**Excerpt**
-=-=-=-=-

13.3      These laws provide that unsoundness of mind is a defence to a criminal charge. Application of the laws means that some persons charged with criminal offences are judged not fit to enter a plea, or are found not guilty because of mental disorder, and become 'forensic patients' (The treatment of forensic patients in discussed later in this chapter).

13.4      In most jurisdictions, criminal legislation and other relevant acts, such as bail and sentencing acts, interact with mental health services through the operation of mental health acts.

Law reform and human rights

13.5      The report of the National Inquiry into the Human Rights of People with Mental Illness (the Burdekin Report), which had as its focus the human rights of people with mental illness, reported that the rights of mentally ill people in the criminal justice system were covered by the International Covenant on Civil and Political Rights; the Convention Against Torture and Other Cruel, Inhuman or Degrading Treatment or Punishment; and the Body of Principles for the Protection of all Persons under any Form of Detention or Imprisonment. In particular:

The Principles for the Protection of Persons with Mental Illness specifically apply to prisoners. Principle 20 stipulates that they are entitled to the best available mental health care, and to all the rights specified in the Principles, 'with only such limited modifications and exceptions as are necessary in the circumstances'.[1345]

13.6      Health authorities of the Commonwealth, states and territories have developed a National Statement of Principles for Forensic Mental Health. The Principles, which are dealt with in more detail later in this Chapter, include the following statement:

Legislation must recognise the special needs of people with a mental illness involved in the criminal justice system and comply with the International Covenant on Civil and Political Rights, the United Nations Principles on the Protection of People with a Mental Illness and the Improvement of Mental Health Care.[1346]

13.7      The evidence demonstrates that state and territory governments are making progress in their endeavours to incorporate or reflect the above principle in legislation. The Queensland Government, for example, informed the committee that a comprehensive review of the state's mental health legislation found that the legislation reflected all significant rights safeguards.[1347]

13.8      Other jurisdictions have recently amended relevant legislation or propose to do so. The South Australian Department of Health, for example, stated that among its achievements was a review of the Mental Health Act and of section 269 of the Criminal Law Consolidation Act,[1348] and New South Wales is currently conducting a comprehensive review of the Mental Health Act 1990 [NSW].[1349] The Australian Capital Territory has announced a review of the ACT Mental Health (Treatment and Care) Act.[1350]

13.9      It is not clear, however, that the reforms made in all jurisdictions to date have been sufficient to adequately reflect the UN Principles. The Mental Health Legal Centre Inc. (MHLC), a Victorian community legal centre specialising in legal advice, policy and law reform, advocacy and promotion of the rights of people experiencing mental illness, informed the committee that:

Whilst there has been some reduction in the gap between state and territory regimes and the UN Principles, there is a long way to go ...[1351]

13.10         The MHLC also commented on the 'huge disparity between Australian jurisdictions' and gave the following as an example:

... depending on where a person lives they may have their involuntary detention reviewed anywhere between 2 and 8 weeks. They may or may not have a right to legal representation; to challenge the use of ECT; to ask a tribunal to vary their treatment, or to obtain a statement of reasons or a transcript of their review hearing.[1352]

13.11         With regard to the right to legal representation before Mental Health Review Tribunals, MHLC commented favourably on the law in the Northern Territory, which mandates that the Tribunal appoints a lawyer unless satisfied that is not necessary, and empowers the Tribunal to order the government to pay costs.[1353]

Mental Health Courts and Court Liaison Services

13.12         Under their mental health acts, most jurisdictions have established special courts or services designed to assess the mental health of persons arrested or brought before the courts on criminal charges and to divert for treatment those found to have a mental illness.

-=-=-=-=-

**Source material**

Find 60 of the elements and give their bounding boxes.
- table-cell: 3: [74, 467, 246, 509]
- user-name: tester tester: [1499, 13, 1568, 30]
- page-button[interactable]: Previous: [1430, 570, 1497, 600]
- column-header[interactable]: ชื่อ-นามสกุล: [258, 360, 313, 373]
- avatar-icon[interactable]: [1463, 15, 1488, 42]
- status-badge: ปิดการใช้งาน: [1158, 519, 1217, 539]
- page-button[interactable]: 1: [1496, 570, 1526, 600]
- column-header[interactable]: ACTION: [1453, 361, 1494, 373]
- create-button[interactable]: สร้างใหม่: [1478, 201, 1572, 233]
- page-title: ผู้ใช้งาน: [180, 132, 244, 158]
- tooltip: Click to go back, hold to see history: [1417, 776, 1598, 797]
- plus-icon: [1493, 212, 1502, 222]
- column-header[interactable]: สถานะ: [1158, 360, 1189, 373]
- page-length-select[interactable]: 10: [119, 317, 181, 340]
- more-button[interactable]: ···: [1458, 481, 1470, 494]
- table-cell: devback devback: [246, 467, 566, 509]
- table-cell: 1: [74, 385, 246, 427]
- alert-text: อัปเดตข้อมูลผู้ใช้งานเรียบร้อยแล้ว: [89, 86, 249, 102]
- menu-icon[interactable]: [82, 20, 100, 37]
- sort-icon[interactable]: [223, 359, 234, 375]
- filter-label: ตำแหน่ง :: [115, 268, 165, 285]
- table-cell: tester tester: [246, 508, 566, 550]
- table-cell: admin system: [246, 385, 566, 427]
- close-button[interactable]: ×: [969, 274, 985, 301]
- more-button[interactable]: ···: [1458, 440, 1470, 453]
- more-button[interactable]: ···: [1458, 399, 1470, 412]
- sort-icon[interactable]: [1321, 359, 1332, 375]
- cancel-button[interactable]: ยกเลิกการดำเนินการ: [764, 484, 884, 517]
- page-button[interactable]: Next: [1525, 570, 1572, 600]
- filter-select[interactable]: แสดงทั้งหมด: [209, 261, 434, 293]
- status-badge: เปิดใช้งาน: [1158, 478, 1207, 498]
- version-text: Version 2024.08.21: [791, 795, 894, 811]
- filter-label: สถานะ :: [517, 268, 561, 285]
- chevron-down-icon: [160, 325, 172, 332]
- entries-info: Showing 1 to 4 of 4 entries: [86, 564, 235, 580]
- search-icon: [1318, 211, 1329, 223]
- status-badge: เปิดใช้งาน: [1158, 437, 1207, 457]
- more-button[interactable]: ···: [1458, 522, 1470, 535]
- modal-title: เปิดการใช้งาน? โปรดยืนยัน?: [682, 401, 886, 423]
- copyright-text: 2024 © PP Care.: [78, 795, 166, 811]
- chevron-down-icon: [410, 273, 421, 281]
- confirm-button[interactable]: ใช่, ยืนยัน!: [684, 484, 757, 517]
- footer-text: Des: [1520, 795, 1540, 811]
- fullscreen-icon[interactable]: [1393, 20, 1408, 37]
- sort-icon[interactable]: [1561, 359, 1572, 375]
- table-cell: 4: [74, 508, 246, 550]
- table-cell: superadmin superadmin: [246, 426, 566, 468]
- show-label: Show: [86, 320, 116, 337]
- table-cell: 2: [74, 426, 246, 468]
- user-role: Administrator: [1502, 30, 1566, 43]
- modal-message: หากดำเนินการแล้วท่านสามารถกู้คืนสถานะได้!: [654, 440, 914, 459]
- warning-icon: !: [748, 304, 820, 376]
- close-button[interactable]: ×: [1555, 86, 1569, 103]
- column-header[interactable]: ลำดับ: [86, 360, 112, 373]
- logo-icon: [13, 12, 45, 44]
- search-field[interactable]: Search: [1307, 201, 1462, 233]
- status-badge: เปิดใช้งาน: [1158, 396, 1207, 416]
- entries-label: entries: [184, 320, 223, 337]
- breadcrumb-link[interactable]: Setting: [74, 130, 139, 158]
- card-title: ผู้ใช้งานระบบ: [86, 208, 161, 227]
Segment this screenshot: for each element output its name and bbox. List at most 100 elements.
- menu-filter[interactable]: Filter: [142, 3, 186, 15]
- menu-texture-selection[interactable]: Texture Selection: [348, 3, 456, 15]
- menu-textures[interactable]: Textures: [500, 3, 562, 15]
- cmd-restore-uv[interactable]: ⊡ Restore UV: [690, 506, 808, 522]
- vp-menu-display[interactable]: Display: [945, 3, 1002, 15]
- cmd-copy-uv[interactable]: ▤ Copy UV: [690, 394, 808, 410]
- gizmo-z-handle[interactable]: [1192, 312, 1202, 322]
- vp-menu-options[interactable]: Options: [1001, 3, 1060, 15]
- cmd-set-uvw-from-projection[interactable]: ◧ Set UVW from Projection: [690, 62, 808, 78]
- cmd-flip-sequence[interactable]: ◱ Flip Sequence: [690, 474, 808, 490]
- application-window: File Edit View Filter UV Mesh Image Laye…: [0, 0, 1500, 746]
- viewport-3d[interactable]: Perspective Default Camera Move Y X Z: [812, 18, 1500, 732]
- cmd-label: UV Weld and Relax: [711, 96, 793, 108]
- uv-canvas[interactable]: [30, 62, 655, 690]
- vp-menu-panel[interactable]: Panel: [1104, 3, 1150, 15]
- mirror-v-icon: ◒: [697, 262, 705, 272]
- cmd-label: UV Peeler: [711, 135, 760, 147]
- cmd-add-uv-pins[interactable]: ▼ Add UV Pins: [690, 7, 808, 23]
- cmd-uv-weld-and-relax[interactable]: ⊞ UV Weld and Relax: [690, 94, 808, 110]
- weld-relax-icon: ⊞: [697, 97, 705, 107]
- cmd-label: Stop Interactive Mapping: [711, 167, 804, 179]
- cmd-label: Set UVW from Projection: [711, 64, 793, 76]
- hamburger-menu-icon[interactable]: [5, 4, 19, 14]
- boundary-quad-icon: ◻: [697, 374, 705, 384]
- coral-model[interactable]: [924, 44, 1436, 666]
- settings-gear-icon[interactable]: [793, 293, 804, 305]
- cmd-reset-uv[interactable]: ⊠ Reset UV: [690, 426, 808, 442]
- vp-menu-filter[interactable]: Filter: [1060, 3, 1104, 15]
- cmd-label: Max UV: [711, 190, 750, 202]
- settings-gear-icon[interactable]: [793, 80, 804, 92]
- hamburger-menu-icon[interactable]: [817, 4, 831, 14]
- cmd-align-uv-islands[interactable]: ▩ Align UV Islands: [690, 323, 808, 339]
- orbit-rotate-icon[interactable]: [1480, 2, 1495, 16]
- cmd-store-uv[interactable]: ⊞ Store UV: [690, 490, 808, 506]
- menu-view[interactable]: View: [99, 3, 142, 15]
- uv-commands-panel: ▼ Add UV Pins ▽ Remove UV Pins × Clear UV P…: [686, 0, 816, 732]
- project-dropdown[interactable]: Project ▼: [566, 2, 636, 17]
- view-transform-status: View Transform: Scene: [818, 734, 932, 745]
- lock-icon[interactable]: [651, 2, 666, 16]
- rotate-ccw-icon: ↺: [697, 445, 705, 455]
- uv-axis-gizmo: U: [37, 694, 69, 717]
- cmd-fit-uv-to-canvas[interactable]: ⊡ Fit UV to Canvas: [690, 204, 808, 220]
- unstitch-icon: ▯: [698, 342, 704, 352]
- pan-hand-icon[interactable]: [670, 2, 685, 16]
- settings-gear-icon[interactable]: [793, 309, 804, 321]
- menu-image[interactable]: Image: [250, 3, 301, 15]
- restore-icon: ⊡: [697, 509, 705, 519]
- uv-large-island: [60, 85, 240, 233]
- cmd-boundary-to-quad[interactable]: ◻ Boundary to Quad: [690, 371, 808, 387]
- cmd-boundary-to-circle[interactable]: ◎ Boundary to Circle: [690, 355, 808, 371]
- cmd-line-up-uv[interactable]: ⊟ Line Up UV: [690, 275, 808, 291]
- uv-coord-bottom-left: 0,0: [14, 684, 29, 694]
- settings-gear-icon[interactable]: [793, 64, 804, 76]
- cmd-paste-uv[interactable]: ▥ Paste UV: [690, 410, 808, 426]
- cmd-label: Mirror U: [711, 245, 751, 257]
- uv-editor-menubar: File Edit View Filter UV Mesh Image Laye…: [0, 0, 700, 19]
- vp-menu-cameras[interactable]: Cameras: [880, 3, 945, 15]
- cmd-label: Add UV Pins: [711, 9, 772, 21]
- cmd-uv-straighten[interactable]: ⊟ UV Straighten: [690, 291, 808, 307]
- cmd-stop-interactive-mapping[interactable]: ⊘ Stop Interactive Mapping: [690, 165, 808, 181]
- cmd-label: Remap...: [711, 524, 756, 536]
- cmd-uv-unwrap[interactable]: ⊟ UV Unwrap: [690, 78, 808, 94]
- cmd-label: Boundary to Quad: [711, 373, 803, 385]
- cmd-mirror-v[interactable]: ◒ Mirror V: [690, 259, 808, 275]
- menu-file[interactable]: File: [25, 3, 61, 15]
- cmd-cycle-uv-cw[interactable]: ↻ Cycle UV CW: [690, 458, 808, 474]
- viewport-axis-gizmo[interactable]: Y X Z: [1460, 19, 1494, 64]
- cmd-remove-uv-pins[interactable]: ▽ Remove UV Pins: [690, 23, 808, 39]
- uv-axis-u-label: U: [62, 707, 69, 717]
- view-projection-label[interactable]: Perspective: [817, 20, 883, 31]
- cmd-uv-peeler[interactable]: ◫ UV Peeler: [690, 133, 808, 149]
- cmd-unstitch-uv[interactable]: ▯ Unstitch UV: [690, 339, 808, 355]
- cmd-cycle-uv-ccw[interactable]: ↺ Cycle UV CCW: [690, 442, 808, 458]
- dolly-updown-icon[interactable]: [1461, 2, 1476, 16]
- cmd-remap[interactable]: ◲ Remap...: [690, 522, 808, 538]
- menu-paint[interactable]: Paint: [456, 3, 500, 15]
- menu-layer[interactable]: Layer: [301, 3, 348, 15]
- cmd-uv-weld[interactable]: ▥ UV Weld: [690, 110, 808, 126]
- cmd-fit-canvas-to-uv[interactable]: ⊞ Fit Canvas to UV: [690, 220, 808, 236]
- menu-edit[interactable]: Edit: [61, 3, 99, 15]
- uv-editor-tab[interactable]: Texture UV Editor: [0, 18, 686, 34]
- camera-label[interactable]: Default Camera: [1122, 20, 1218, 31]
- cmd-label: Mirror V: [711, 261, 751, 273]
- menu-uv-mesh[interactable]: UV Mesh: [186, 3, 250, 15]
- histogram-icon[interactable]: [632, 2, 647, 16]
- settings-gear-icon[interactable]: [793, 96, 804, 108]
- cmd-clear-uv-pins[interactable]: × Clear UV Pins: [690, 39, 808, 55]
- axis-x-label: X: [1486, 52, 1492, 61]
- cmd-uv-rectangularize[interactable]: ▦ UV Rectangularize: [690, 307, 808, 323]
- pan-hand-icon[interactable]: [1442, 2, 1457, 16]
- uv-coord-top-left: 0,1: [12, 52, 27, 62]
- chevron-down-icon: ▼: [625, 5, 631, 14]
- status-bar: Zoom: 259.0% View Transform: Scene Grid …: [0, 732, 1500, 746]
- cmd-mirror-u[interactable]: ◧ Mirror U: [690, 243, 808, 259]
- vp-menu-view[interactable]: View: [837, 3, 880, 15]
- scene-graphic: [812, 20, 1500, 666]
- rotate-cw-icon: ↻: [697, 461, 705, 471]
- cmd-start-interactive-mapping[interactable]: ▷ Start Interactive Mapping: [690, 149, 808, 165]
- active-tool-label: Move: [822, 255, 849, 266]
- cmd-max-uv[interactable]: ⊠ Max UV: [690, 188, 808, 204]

-=-=-=-=-

**What this task involves**
Duplicate the stretch of the excerpt on mental illness and criminal law from "Mental Health Courts" through "a mental illness.", word for word. The material is separate from the excerpt and unrelated to it.

**Your solution**
Mental Health Courts and Court Liaison Services

13.12         Under their mental health acts, most jurisdictions have established special courts or services designed to assess the mental health of persons arrested or brought before the courts on criminal charges and to divert for treatment those found to have a mental illness.